Short task
Of all the lines in this data, how many include "type"? Respond with the number only.

═══ Material for this exercise

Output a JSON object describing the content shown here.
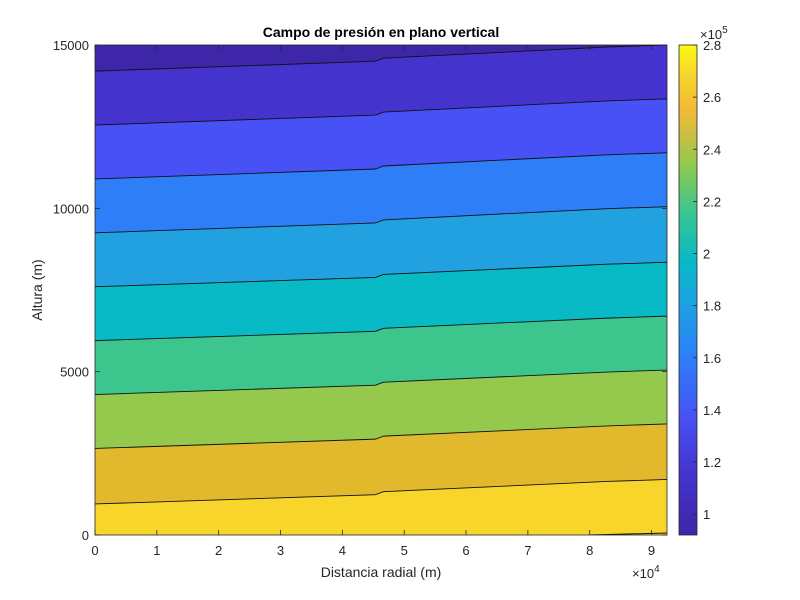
{
  "chart_data": {
    "type": "contourf",
    "title": "Campo de presión en plano vertical",
    "xlabel": "Distancia radial (m)",
    "ylabel": "Altura (m)",
    "x_exponent_label": "×10^4",
    "x_ticks": [
      0,
      1,
      2,
      3,
      4,
      5,
      6,
      7,
      8,
      9
    ],
    "x_tick_scale": 10000,
    "xlim": [
      0,
      92500
    ],
    "y_ticks": [
      0,
      5000,
      10000,
      15000
    ],
    "ylim": [
      0,
      15000
    ],
    "colorbar": {
      "exponent_label": "×10^5",
      "ticks": [
        1,
        1.2,
        1.4,
        1.6,
        1.8,
        2,
        2.2,
        2.4,
        2.6,
        2.8
      ],
      "tick_scale": 100000,
      "clim": [
        92000,
        280000
      ],
      "colormap": "parula"
    },
    "contour_levels": [
      100000,
      120000,
      140000,
      160000,
      180000,
      200000,
      220000,
      240000,
      260000
    ],
    "contour_heights_at_x0": [
      14200,
      12550,
      10900,
      9250,
      7600,
      5950,
      4300,
      2650,
      950
    ],
    "contour_heights_at_xmax": [
      15000,
      13350,
      11700,
      10050,
      8350,
      6700,
      5050,
      3400,
      1700
    ],
    "discontinuity_x": 46000,
    "band_colors": [
      "#3e26a8",
      "#4433cc",
      "#4751f5",
      "#2e7ef8",
      "#21a1e0",
      "#08b9c6",
      "#3cc68e",
      "#94c94d",
      "#e2b82c",
      "#f8d52b"
    ],
    "grid": false,
    "legend": "colorbar right"
  },
  "labels": {
    "title": "Campo de presión en plano vertical",
    "xlabel": "Distancia radial (m)",
    "ylabel": "Altura (m)",
    "x_exp_base": "×10",
    "x_exp_pow": "4",
    "cb_exp_base": "×10",
    "cb_exp_pow": "5",
    "xticks": [
      "0",
      "1",
      "2",
      "3",
      "4",
      "5",
      "6",
      "7",
      "8",
      "9"
    ],
    "yticks": [
      "0",
      "5000",
      "10000",
      "15000"
    ],
    "cbticks": [
      "1",
      "1.2",
      "1.4",
      "1.6",
      "1.8",
      "2",
      "2.2",
      "2.4",
      "2.6",
      "2.8"
    ]
  }
}
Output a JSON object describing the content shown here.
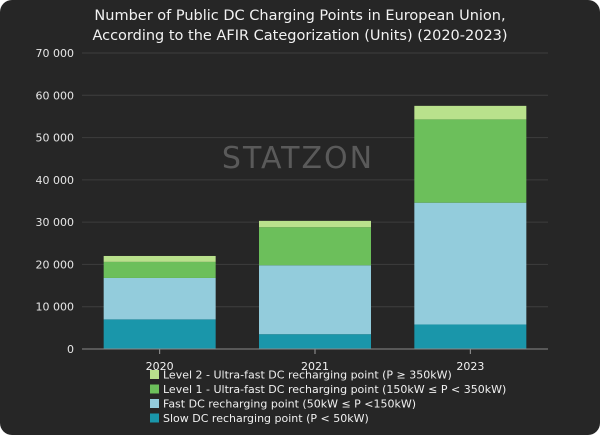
{
  "watermark": "STATZON",
  "chart_data": {
    "type": "bar",
    "stacked": true,
    "title": "Number of Public DC Charging Points in European Union, According to the AFIR Categorization (Units) (2020-2023)",
    "title_lines": [
      "Number of Public DC Charging Points in European Union,",
      "According to the AFIR Categorization (Units) (2020-2023)"
    ],
    "xlabel": "",
    "ylabel": "",
    "ylim": [
      0,
      70000
    ],
    "yticks": [
      0,
      10000,
      20000,
      30000,
      40000,
      50000,
      60000,
      70000
    ],
    "ytick_labels": [
      "0",
      "10 000",
      "20 000",
      "30 000",
      "40 000",
      "50 000",
      "60 000",
      "70 000"
    ],
    "grid": true,
    "legend_position": "bottom",
    "categories": [
      "2020",
      "2021",
      "2023"
    ],
    "series": [
      {
        "name": "Slow DC recharging point (P < 50kW)",
        "color": "#1a96aa",
        "values": [
          7000,
          3500,
          5800
        ]
      },
      {
        "name": "Fast DC recharging point (50kW ≤ P <150kW)",
        "color": "#93ccdc",
        "values": [
          9800,
          16300,
          28800
        ]
      },
      {
        "name": "Level 1 - Ultra-fast DC recharging point (150kW ≤ P < 350kW)",
        "color": "#6cbf5b",
        "values": [
          3800,
          9000,
          19700
        ]
      },
      {
        "name": "Level 2 - Ultra-fast DC recharging point (P ≥ 350kW)",
        "color": "#b9e18c",
        "values": [
          1400,
          1500,
          3200
        ]
      }
    ]
  }
}
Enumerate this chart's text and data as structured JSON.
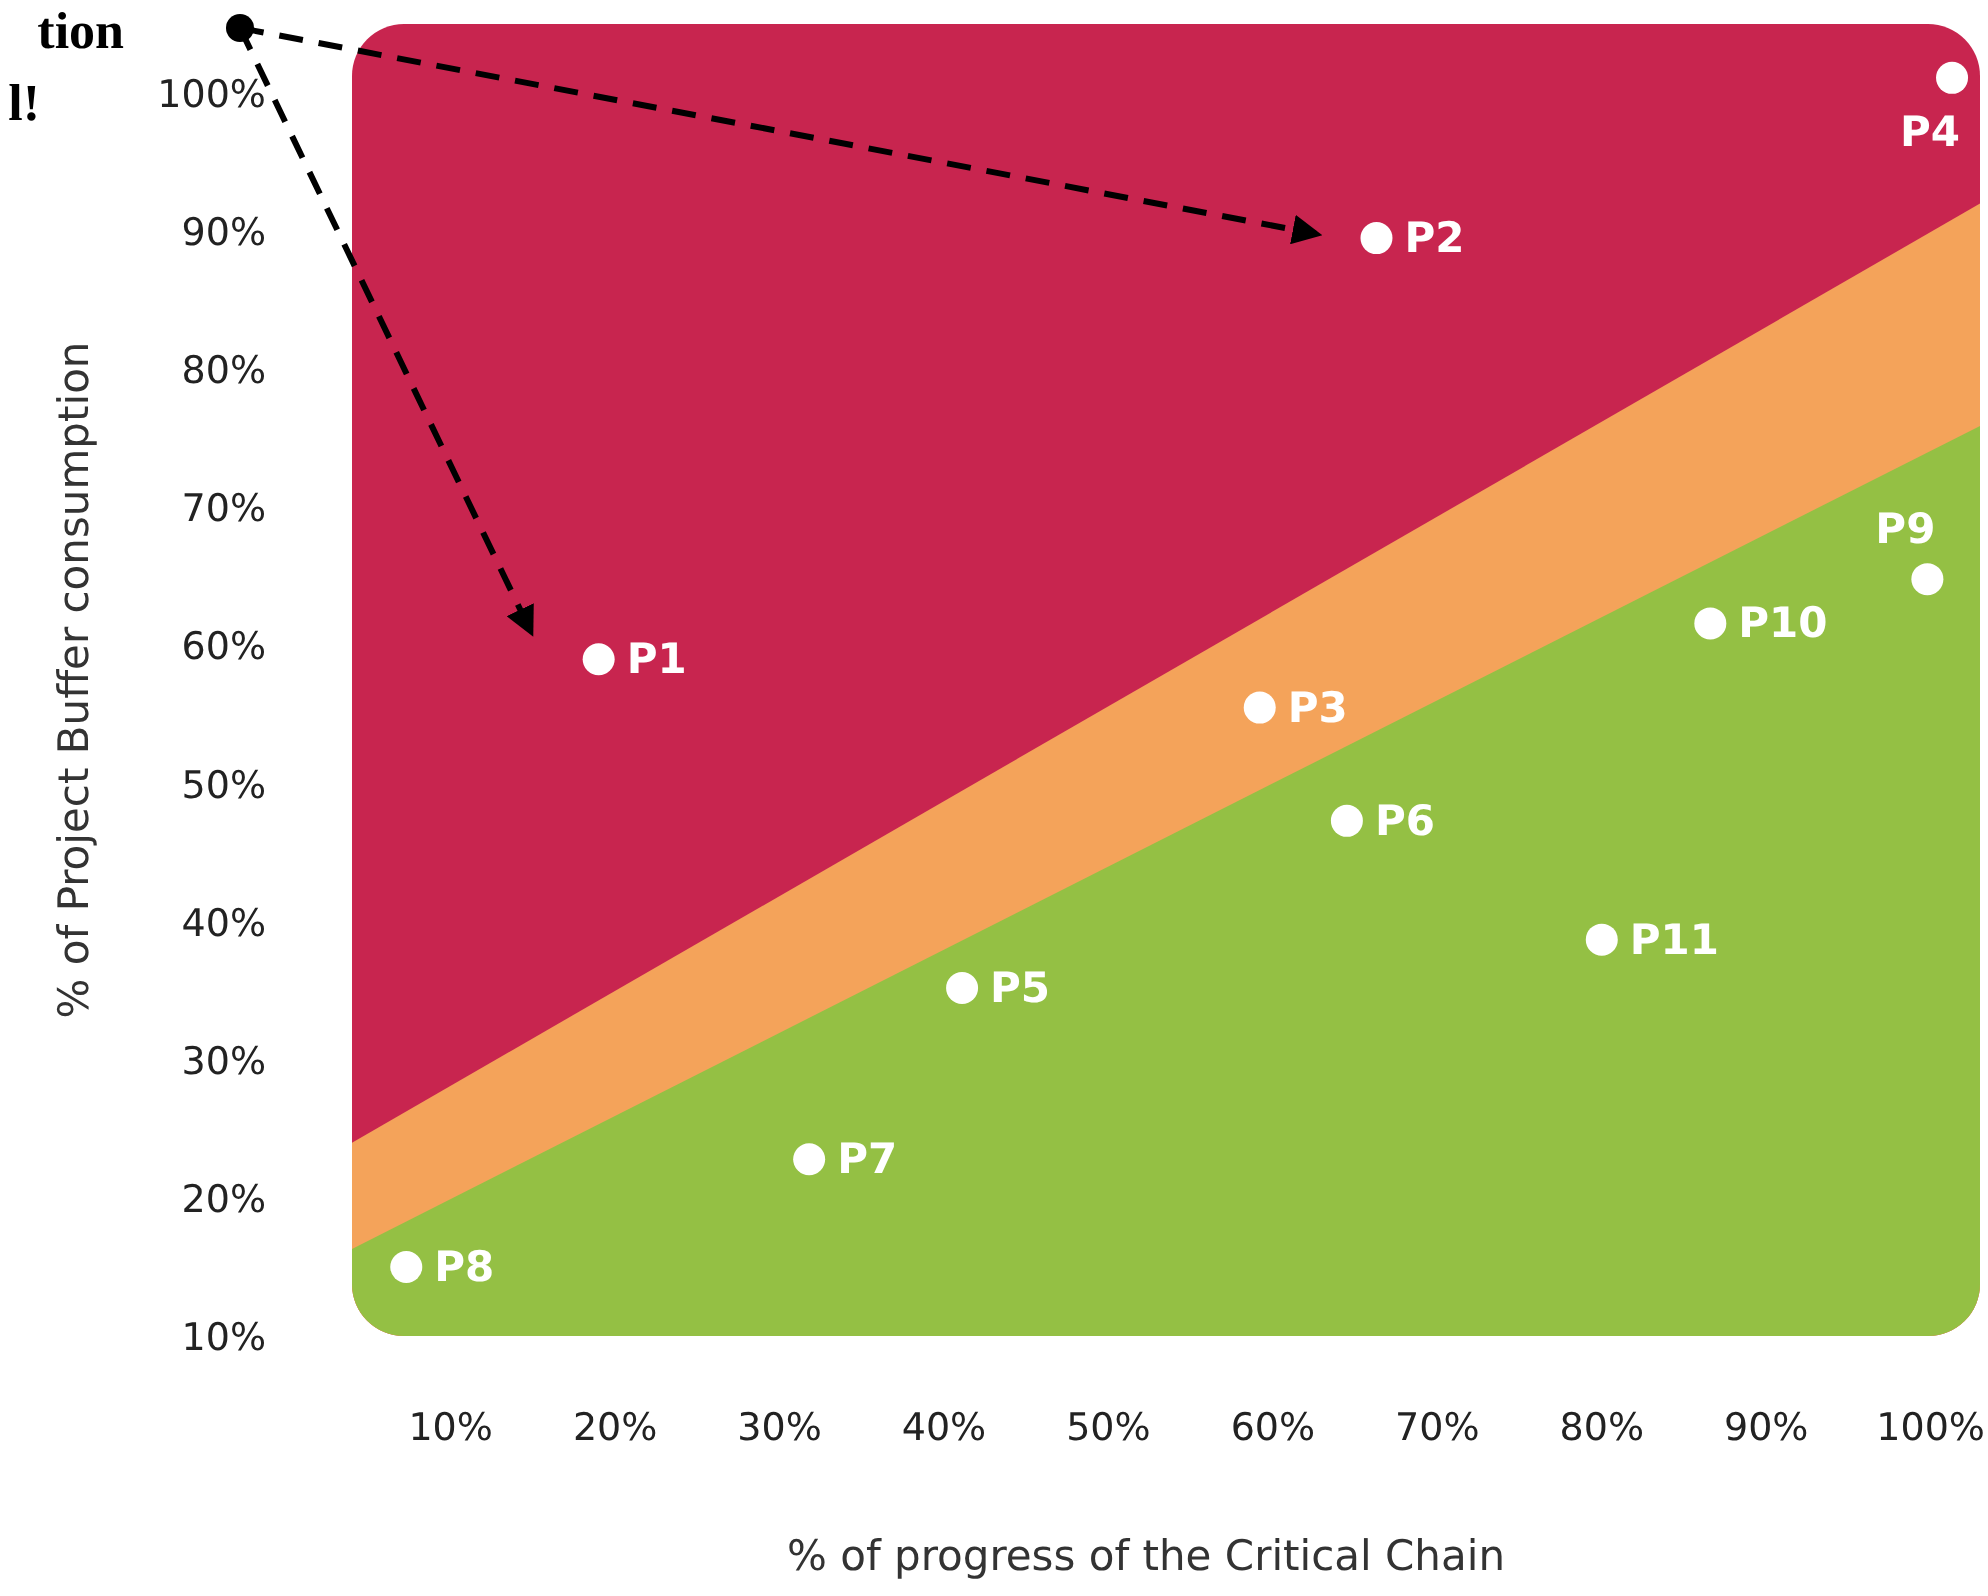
{
  "chart_data": {
    "type": "scatter",
    "xlabel": "% of progress of the Critical Chain",
    "ylabel": "% of Project Buffer consumption",
    "xlim": [
      4,
      103
    ],
    "ylim": [
      10,
      105
    ],
    "xticks": [
      {
        "value": 10,
        "label": "10%"
      },
      {
        "value": 20,
        "label": "20%"
      },
      {
        "value": 30,
        "label": "30%"
      },
      {
        "value": 40,
        "label": "40%"
      },
      {
        "value": 50,
        "label": "50%"
      },
      {
        "value": 60,
        "label": "60%"
      },
      {
        "value": 70,
        "label": "70%"
      },
      {
        "value": 80,
        "label": "80%"
      },
      {
        "value": 90,
        "label": "90%"
      },
      {
        "value": 100,
        "label": "100%"
      }
    ],
    "yticks": [
      {
        "value": 10,
        "label": "10%"
      },
      {
        "value": 20,
        "label": "20%"
      },
      {
        "value": 30,
        "label": "30%"
      },
      {
        "value": 40,
        "label": "40%"
      },
      {
        "value": 50,
        "label": "50%"
      },
      {
        "value": 60,
        "label": "60%"
      },
      {
        "value": 70,
        "label": "70%"
      },
      {
        "value": 80,
        "label": "80%"
      },
      {
        "value": 90,
        "label": "90%"
      },
      {
        "value": 100,
        "label": "100%"
      }
    ],
    "grid": false,
    "annotations": [
      "tion",
      "l!"
    ],
    "series": [
      {
        "type": "area",
        "color": "#f4a35a",
        "x": [
          4,
          103
        ],
        "values": [
          24,
          92
        ]
      },
      {
        "type": "area",
        "color": "#94c044",
        "x": [
          4,
          103
        ],
        "values": [
          16.3,
          75.9
        ]
      },
      {
        "color": "#ffffff",
        "x": [
          19,
          66.3,
          59.2,
          101.3,
          41.1,
          64.5,
          31.8,
          7.3,
          99.8,
          86.6,
          80
        ],
        "values": [
          59,
          89.5,
          55.5,
          101.1,
          35.2,
          47.3,
          22.8,
          15,
          64.8,
          61.6,
          38.7
        ],
        "value_labels": [
          "P1",
          "P2",
          "P3",
          "P4",
          "P5",
          "P6",
          "P7",
          "P8",
          "P9",
          "P10",
          "P11"
        ]
      }
    ]
  }
}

══════

Response to this exercise
5